-------- PROVIDED INFORMATION

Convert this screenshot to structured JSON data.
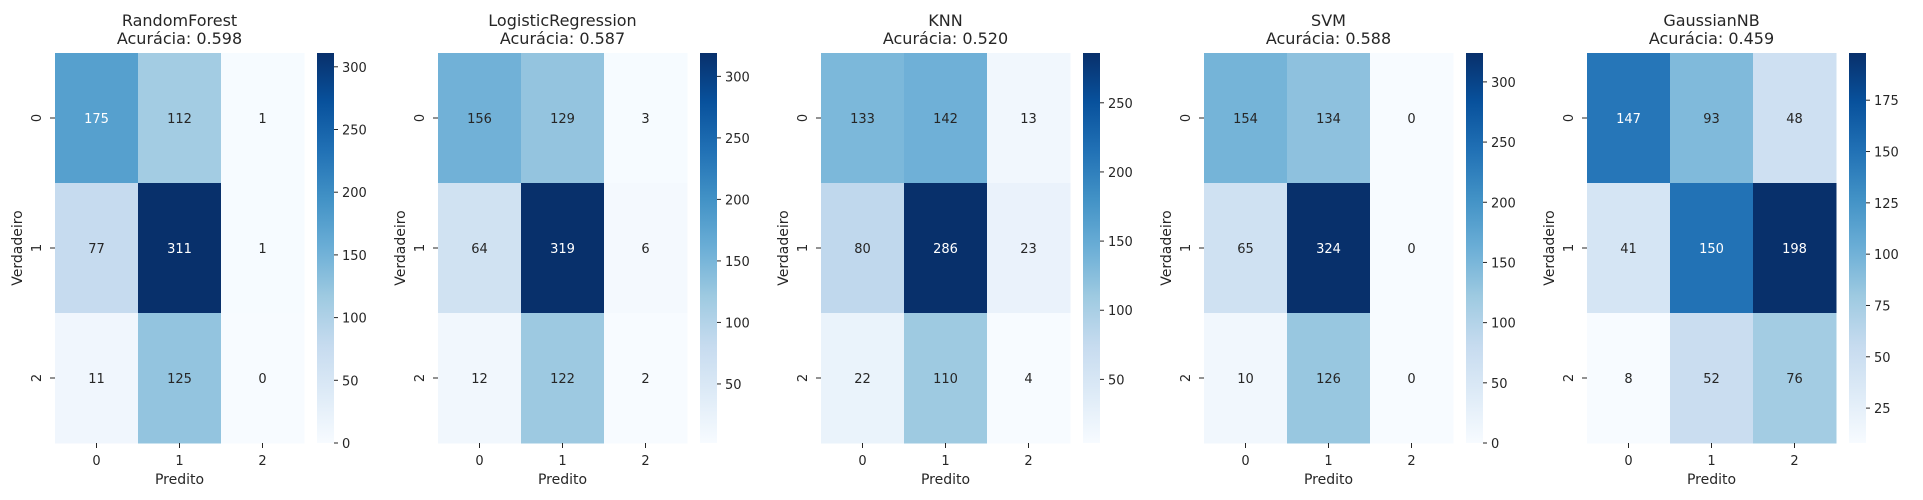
{
  "chart_data": [
    {
      "type": "heatmap",
      "title": "RandomForest",
      "subtitle": "Acurácia: 0.598",
      "xlabel": "Predito",
      "ylabel": "Verdadeiro",
      "x_ticks": [
        "0",
        "1",
        "2"
      ],
      "y_ticks": [
        "0",
        "1",
        "2"
      ],
      "values": [
        [
          175,
          112,
          1
        ],
        [
          77,
          311,
          1
        ],
        [
          11,
          125,
          0
        ]
      ],
      "vmin": 0,
      "vmax": 311,
      "colorbar_ticks": [
        0,
        50,
        100,
        150,
        200,
        250,
        300
      ],
      "colormap": "Blues"
    },
    {
      "type": "heatmap",
      "title": "LogisticRegression",
      "subtitle": "Acurácia: 0.587",
      "xlabel": "Predito",
      "ylabel": "Verdadeiro",
      "x_ticks": [
        "0",
        "1",
        "2"
      ],
      "y_ticks": [
        "0",
        "1",
        "2"
      ],
      "values": [
        [
          156,
          129,
          3
        ],
        [
          64,
          319,
          6
        ],
        [
          12,
          122,
          2
        ]
      ],
      "vmin": 2,
      "vmax": 319,
      "colorbar_ticks": [
        50,
        100,
        150,
        200,
        250,
        300
      ],
      "colormap": "Blues"
    },
    {
      "type": "heatmap",
      "title": "KNN",
      "subtitle": "Acurácia: 0.520",
      "xlabel": "Predito",
      "ylabel": "Verdadeiro",
      "x_ticks": [
        "0",
        "1",
        "2"
      ],
      "y_ticks": [
        "0",
        "1",
        "2"
      ],
      "values": [
        [
          133,
          142,
          13
        ],
        [
          80,
          286,
          23
        ],
        [
          22,
          110,
          4
        ]
      ],
      "vmin": 4,
      "vmax": 286,
      "colorbar_ticks": [
        50,
        100,
        150,
        200,
        250
      ],
      "colormap": "Blues"
    },
    {
      "type": "heatmap",
      "title": "SVM",
      "subtitle": "Acurácia: 0.588",
      "xlabel": "Predito",
      "ylabel": "Verdadeiro",
      "x_ticks": [
        "0",
        "1",
        "2"
      ],
      "y_ticks": [
        "0",
        "1",
        "2"
      ],
      "values": [
        [
          154,
          134,
          0
        ],
        [
          65,
          324,
          0
        ],
        [
          10,
          126,
          0
        ]
      ],
      "vmin": 0,
      "vmax": 324,
      "colorbar_ticks": [
        0,
        50,
        100,
        150,
        200,
        250,
        300
      ],
      "colormap": "Blues"
    },
    {
      "type": "heatmap",
      "title": "GaussianNB",
      "subtitle": "Acurácia: 0.459",
      "xlabel": "Predito",
      "ylabel": "Verdadeiro",
      "x_ticks": [
        "0",
        "1",
        "2"
      ],
      "y_ticks": [
        "0",
        "1",
        "2"
      ],
      "values": [
        [
          147,
          93,
          48
        ],
        [
          41,
          150,
          198
        ],
        [
          8,
          52,
          76
        ]
      ],
      "vmin": 8,
      "vmax": 198,
      "colorbar_ticks": [
        25,
        50,
        75,
        100,
        125,
        150,
        175
      ],
      "colormap": "Blues"
    }
  ],
  "colors": {
    "blues_scale": [
      "#f7fbff",
      "#deebf7",
      "#c6dbef",
      "#9ecae1",
      "#6baed6",
      "#4292c6",
      "#2171b5",
      "#08519c",
      "#08306b"
    ],
    "dark_text": "#262626",
    "light_text": "#ffffff"
  }
}
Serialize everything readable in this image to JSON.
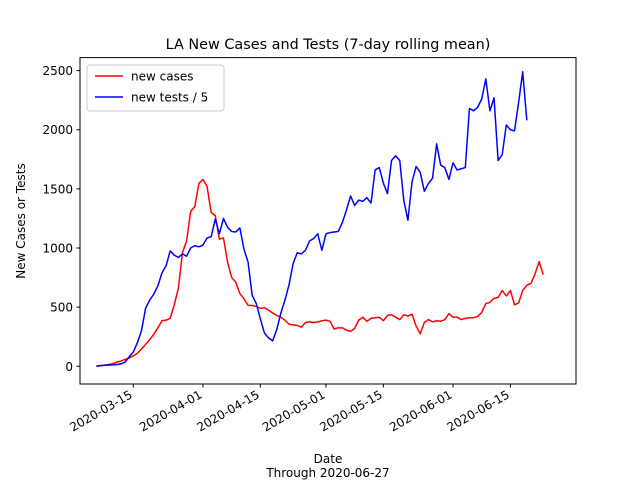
{
  "chart_data": {
    "type": "line",
    "title": "LA New Cases and Tests (7-day rolling mean)",
    "xlabel": "Date",
    "xlabel_sub": "Through 2020-06-27",
    "ylabel": "New Cases or Tests",
    "x_start": "2020-03-06",
    "x_end": "2020-06-27",
    "xlim": [
      "2020-03-02",
      "2020-07-01"
    ],
    "ylim": [
      -150,
      2610
    ],
    "x_ticks": [
      "2020-03-15",
      "2020-04-01",
      "2020-04-15",
      "2020-05-01",
      "2020-05-15",
      "2020-06-01",
      "2020-06-15"
    ],
    "y_ticks": [
      0,
      500,
      1000,
      1500,
      2000,
      2500
    ],
    "grid": false,
    "legend_position": "top-left",
    "series": [
      {
        "name": "new cases",
        "color": "#ff0000",
        "values": [
          0,
          5,
          10,
          15,
          22,
          35,
          45,
          58,
          70,
          88,
          110,
          145,
          185,
          225,
          270,
          325,
          385,
          390,
          405,
          520,
          660,
          960,
          1060,
          1310,
          1350,
          1545,
          1580,
          1520,
          1300,
          1275,
          1075,
          1085,
          880,
          750,
          710,
          615,
          570,
          515,
          515,
          505,
          490,
          495,
          475,
          450,
          430,
          415,
          390,
          355,
          350,
          345,
          330,
          370,
          375,
          370,
          375,
          385,
          390,
          380,
          315,
          325,
          325,
          305,
          295,
          320,
          390,
          415,
          380,
          405,
          410,
          415,
          385,
          430,
          435,
          415,
          395,
          435,
          425,
          440,
          340,
          275,
          370,
          395,
          375,
          385,
          380,
          395,
          445,
          415,
          415,
          395,
          405,
          410,
          410,
          420,
          455,
          530,
          540,
          575,
          580,
          640,
          595,
          640,
          520,
          535,
          640,
          685,
          700,
          780,
          885,
          775
        ]
      },
      {
        "name": "new tests / 5",
        "color": "#0000ff",
        "values": [
          0,
          5,
          8,
          10,
          12,
          15,
          20,
          35,
          80,
          120,
          200,
          300,
          490,
          560,
          610,
          680,
          790,
          850,
          975,
          940,
          920,
          950,
          930,
          1000,
          1020,
          1010,
          1025,
          1085,
          1095,
          1245,
          1120,
          1250,
          1175,
          1140,
          1135,
          1170,
          990,
          880,
          600,
          530,
          400,
          280,
          240,
          215,
          310,
          450,
          560,
          690,
          870,
          960,
          950,
          980,
          1060,
          1080,
          1120,
          980,
          1120,
          1130,
          1135,
          1140,
          1215,
          1320,
          1440,
          1360,
          1405,
          1395,
          1425,
          1380,
          1660,
          1680,
          1550,
          1460,
          1740,
          1780,
          1740,
          1400,
          1235,
          1560,
          1690,
          1640,
          1480,
          1545,
          1590,
          1880,
          1700,
          1680,
          1580,
          1720,
          1660,
          1670,
          1680,
          2180,
          2160,
          2190,
          2260,
          2430,
          2160,
          2270,
          1740,
          1790,
          2040,
          2000,
          1990,
          2230,
          2490,
          2080
        ]
      }
    ]
  }
}
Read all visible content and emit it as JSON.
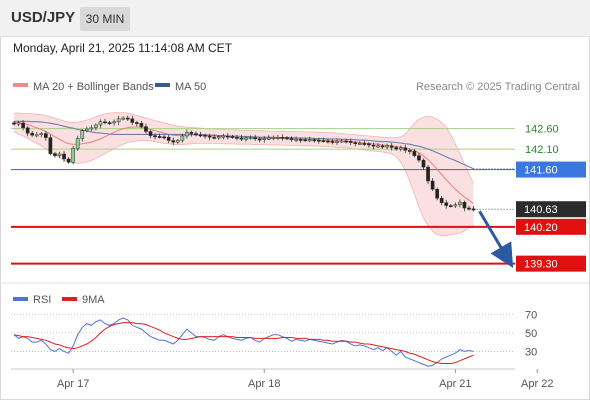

----------------

# [YOUR TASK]
Repeat each entry above word for word, leaving every picture out.

# [THE SOLUTION]
Convert this screenshot to structured JSON data.
{
  "chart_data": [
    {
      "type": "heatmap",
      "title": "RandomForest",
      "subtitle": "Acurácia: 0.598",
      "xlabel": "Predito",
      "ylabel": "Verdadeiro",
      "x_ticks": [
        "0",
        "1",
        "2"
      ],
      "y_ticks": [
        "0",
        "1",
        "2"
      ],
      "values": [
        [
          175,
          112,
          1
        ],
        [
          77,
          311,
          1
        ],
        [
          11,
          125,
          0
        ]
      ],
      "vmin": 0,
      "vmax": 311,
      "colorbar_ticks": [
        0,
        50,
        100,
        150,
        200,
        250,
        300
      ],
      "colormap": "Blues"
    },
    {
      "type": "heatmap",
      "title": "LogisticRegression",
      "subtitle": "Acurácia: 0.587",
      "xlabel": "Predito",
      "ylabel": "Verdadeiro",
      "x_ticks": [
        "0",
        "1",
        "2"
      ],
      "y_ticks": [
        "0",
        "1",
        "2"
      ],
      "values": [
        [
          156,
          129,
          3
        ],
        [
          64,
          319,
          6
        ],
        [
          12,
          122,
          2
        ]
      ],
      "vmin": 2,
      "vmax": 319,
      "colorbar_ticks": [
        50,
        100,
        150,
        200,
        250,
        300
      ],
      "colormap": "Blues"
    },
    {
      "type": "heatmap",
      "title": "KNN",
      "subtitle": "Acurácia: 0.520",
      "xlabel": "Predito",
      "ylabel": "Verdadeiro",
      "x_ticks": [
        "0",
        "1",
        "2"
      ],
      "y_ticks": [
        "0",
        "1",
        "2"
      ],
      "values": [
        [
          133,
          142,
          13
        ],
        [
          80,
          286,
          23
        ],
        [
          22,
          110,
          4
        ]
      ],
      "vmin": 4,
      "vmax": 286,
      "colorbar_ticks": [
        50,
        100,
        150,
        200,
        250
      ],
      "colormap": "Blues"
    },
    {
      "type": "heatmap",
      "title": "SVM",
      "subtitle": "Acurácia: 0.588",
      "xlabel": "Predito",
      "ylabel": "Verdadeiro",
      "x_ticks": [
        "0",
        "1",
        "2"
      ],
      "y_ticks": [
        "0",
        "1",
        "2"
      ],
      "values": [
        [
          154,
          134,
          0
        ],
        [
          65,
          324,
          0
        ],
        [
          10,
          126,
          0
        ]
      ],
      "vmin": 0,
      "vmax": 324,
      "colorbar_ticks": [
        0,
        50,
        100,
        150,
        200,
        250,
        300
      ],
      "colormap": "Blues"
    },
    {
      "type": "heatmap",
      "title": "GaussianNB",
      "subtitle": "Acurácia: 0.459",
      "xlabel": "Predito",
      "ylabel": "Verdadeiro",
      "x_ticks": [
        "0",
        "1",
        "2"
      ],
      "y_ticks": [
        "0",
        "1",
        "2"
      ],
      "values": [
        [
          147,
          93,
          48
        ],
        [
          41,
          150,
          198
        ],
        [
          8,
          52,
          76
        ]
      ],
      "vmin": 8,
      "vmax": 198,
      "colorbar_ticks": [
        25,
        50,
        75,
        100,
        125,
        150,
        175
      ],
      "colormap": "Blues"
    }
  ],
  "colors": {
    "blues_scale": [
      "#f7fbff",
      "#deebf7",
      "#c6dbef",
      "#9ecae1",
      "#6baed6",
      "#4292c6",
      "#2171b5",
      "#08519c",
      "#08306b"
    ],
    "dark_text": "#262626",
    "light_text": "#ffffff"
  }
}
Serialize everything readable in this image to JSON.
{
  "chart_data": {
    "type": "line",
    "title": "LA New Cases and Tests (7-day rolling mean)",
    "xlabel": "Date",
    "xlabel_sub": "Through 2020-06-27",
    "ylabel": "New Cases or Tests",
    "x_start": "2020-03-06",
    "x_end": "2020-06-27",
    "xlim": [
      "2020-03-02",
      "2020-07-01"
    ],
    "ylim": [
      -150,
      2610
    ],
    "x_ticks": [
      "2020-03-15",
      "2020-04-01",
      "2020-04-15",
      "2020-05-01",
      "2020-05-15",
      "2020-06-01",
      "2020-06-15"
    ],
    "y_ticks": [
      0,
      500,
      1000,
      1500,
      2000,
      2500
    ],
    "grid": false,
    "legend_position": "top-left",
    "series": [
      {
        "name": "new cases",
        "color": "#ff0000",
        "values": [
          0,
          5,
          10,
          15,
          22,
          35,
          45,
          58,
          70,
          88,
          110,
          145,
          185,
          225,
          270,
          325,
          385,
          390,
          405,
          520,
          660,
          960,
          1060,
          1310,
          1350,
          1545,
          1580,
          1520,
          1300,
          1275,
          1075,
          1085,
          880,
          750,
          710,
          615,
          570,
          515,
          515,
          505,
          490,
          495,
          475,
          450,
          430,
          415,
          390,
          355,
          350,
          345,
          330,
          370,
          375,
          370,
          375,
          385,
          390,
          380,
          315,
          325,
          325,
          305,
          295,
          320,
          390,
          415,
          380,
          405,
          410,
          415,
          385,
          430,
          435,
          415,
          395,
          435,
          425,
          440,
          340,
          275,
          370,
          395,
          375,
          385,
          380,
          395,
          445,
          415,
          415,
          395,
          405,
          410,
          410,
          420,
          455,
          530,
          540,
          575,
          580,
          640,
          595,
          640,
          520,
          535,
          640,
          685,
          700,
          780,
          885,
          775
        ]
      },
      {
        "name": "new tests / 5",
        "color": "#0000ff",
        "values": [
          0,
          5,
          8,
          10,
          12,
          15,
          20,
          35,
          80,
          120,
          200,
          300,
          490,
          560,
          610,
          680,
          790,
          850,
          975,
          940,
          920,
          950,
          930,
          1000,
          1020,
          1010,
          1025,
          1085,
          1095,
          1245,
          1120,
          1250,
          1175,
          1140,
          1135,
          1170,
          990,
          880,
          600,
          530,
          400,
          280,
          240,
          215,
          310,
          450,
          560,
          690,
          870,
          960,
          950,
          980,
          1060,
          1080,
          1120,
          980,
          1120,
          1130,
          1135,
          1140,
          1215,
          1320,
          1440,
          1360,
          1405,
          1395,
          1425,
          1380,
          1660,
          1680,
          1550,
          1460,
          1740,
          1780,
          1740,
          1400,
          1235,
          1560,
          1690,
          1640,
          1480,
          1545,
          1590,
          1880,
          1700,
          1680,
          1580,
          1720,
          1660,
          1670,
          1680,
          2180,
          2160,
          2190,
          2260,
          2430,
          2160,
          2270,
          1740,
          1790,
          2040,
          2000,
          1990,
          2230,
          2490,
          2080
        ]
      }
    ]
  }
}
Read all visible content and emit it as JSON.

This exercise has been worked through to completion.